--- START OF Records for the exercise ---
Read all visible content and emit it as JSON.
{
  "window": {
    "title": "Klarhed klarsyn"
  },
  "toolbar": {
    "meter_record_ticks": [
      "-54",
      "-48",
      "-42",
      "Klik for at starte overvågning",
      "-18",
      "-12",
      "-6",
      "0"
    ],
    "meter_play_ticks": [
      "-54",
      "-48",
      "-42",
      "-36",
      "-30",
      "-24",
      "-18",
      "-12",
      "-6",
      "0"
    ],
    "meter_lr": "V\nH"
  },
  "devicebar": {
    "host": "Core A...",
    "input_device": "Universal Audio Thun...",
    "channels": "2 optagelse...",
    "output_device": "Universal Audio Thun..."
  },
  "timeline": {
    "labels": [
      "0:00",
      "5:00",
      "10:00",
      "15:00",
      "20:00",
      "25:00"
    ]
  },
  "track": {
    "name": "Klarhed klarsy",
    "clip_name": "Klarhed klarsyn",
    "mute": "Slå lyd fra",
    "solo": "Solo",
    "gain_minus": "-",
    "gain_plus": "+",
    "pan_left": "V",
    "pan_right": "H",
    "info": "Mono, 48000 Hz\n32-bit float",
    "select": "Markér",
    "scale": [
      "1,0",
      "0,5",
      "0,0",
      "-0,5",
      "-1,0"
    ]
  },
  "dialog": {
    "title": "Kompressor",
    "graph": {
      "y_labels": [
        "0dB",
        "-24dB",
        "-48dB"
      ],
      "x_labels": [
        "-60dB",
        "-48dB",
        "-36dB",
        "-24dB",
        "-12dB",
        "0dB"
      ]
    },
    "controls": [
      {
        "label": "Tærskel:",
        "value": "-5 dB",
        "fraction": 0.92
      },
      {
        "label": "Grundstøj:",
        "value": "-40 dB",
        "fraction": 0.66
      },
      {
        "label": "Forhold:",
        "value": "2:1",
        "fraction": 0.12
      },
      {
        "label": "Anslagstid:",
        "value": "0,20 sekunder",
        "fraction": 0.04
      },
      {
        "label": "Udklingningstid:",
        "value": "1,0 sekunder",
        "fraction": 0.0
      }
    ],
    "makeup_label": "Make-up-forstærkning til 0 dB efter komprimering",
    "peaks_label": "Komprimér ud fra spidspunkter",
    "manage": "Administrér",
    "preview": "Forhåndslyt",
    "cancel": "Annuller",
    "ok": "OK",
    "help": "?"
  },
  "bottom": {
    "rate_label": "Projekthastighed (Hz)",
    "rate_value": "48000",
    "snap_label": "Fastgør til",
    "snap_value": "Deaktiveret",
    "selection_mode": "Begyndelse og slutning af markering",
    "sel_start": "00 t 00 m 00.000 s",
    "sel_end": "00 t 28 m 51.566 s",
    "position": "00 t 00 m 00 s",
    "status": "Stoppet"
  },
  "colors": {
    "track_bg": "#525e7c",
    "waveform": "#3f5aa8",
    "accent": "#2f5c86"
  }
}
--- END OF Records for the exercise ---
▶ [Instructions to follow]: Every record shown above must be echoed exactly.

▶ [Answer for this exercise]:
Read all visible content and emit it as JSON.
{
  "window": {
    "title": "Klarhed klarsyn"
  },
  "toolbar": {
    "meter_record_ticks": [
      "-54",
      "-48",
      "-42",
      "Klik for at starte overvågning",
      "-18",
      "-12",
      "-6",
      "0"
    ],
    "meter_play_ticks": [
      "-54",
      "-48",
      "-42",
      "-36",
      "-30",
      "-24",
      "-18",
      "-12",
      "-6",
      "0"
    ],
    "meter_lr": "V\nH"
  },
  "devicebar": {
    "host": "Core A...",
    "input_device": "Universal Audio Thun...",
    "channels": "2 optagelse...",
    "output_device": "Universal Audio Thun..."
  },
  "timeline": {
    "labels": [
      "0:00",
      "5:00",
      "10:00",
      "15:00",
      "20:00",
      "25:00"
    ]
  },
  "track": {
    "name": "Klarhed klarsy",
    "clip_name": "Klarhed klarsyn",
    "mute": "Slå lyd fra",
    "solo": "Solo",
    "gain_minus": "-",
    "gain_plus": "+",
    "pan_left": "V",
    "pan_right": "H",
    "info": "Mono, 48000 Hz\n32-bit float",
    "select": "Markér",
    "scale": [
      "1,0",
      "0,5",
      "0,0",
      "-0,5",
      "-1,0"
    ]
  },
  "dialog": {
    "title": "Kompressor",
    "graph": {
      "y_labels": [
        "0dB",
        "-24dB",
        "-48dB"
      ],
      "x_labels": [
        "-60dB",
        "-48dB",
        "-36dB",
        "-24dB",
        "-12dB",
        "0dB"
      ]
    },
    "controls": [
      {
        "label": "Tærskel:",
        "value": "-5 dB",
        "fraction": 0.92
      },
      {
        "label": "Grundstøj:",
        "value": "-40 dB",
        "fraction": 0.66
      },
      {
        "label": "Forhold:",
        "value": "2:1",
        "fraction": 0.12
      },
      {
        "label": "Anslagstid:",
        "value": "0,20 sekunder",
        "fraction": 0.04
      },
      {
        "label": "Udklingningstid:",
        "value": "1,0 sekunder",
        "fraction": 0.0
      }
    ],
    "makeup_label": "Make-up-forstærkning til 0 dB efter komprimering",
    "peaks_label": "Komprimér ud fra spidspunkter",
    "manage": "Administrér",
    "preview": "Forhåndslyt",
    "cancel": "Annuller",
    "ok": "OK",
    "help": "?"
  },
  "bottom": {
    "rate_label": "Projekthastighed (Hz)",
    "rate_value": "48000",
    "snap_label": "Fastgør til",
    "snap_value": "Deaktiveret",
    "selection_mode": "Begyndelse og slutning af markering",
    "sel_start": "00 t 00 m 00.000 s",
    "sel_end": "00 t 28 m 51.566 s",
    "position": "00 t 00 m 00 s",
    "status": "Stoppet"
  },
  "colors": {
    "track_bg": "#525e7c",
    "waveform": "#3f5aa8",
    "accent": "#2f5c86"
  }
}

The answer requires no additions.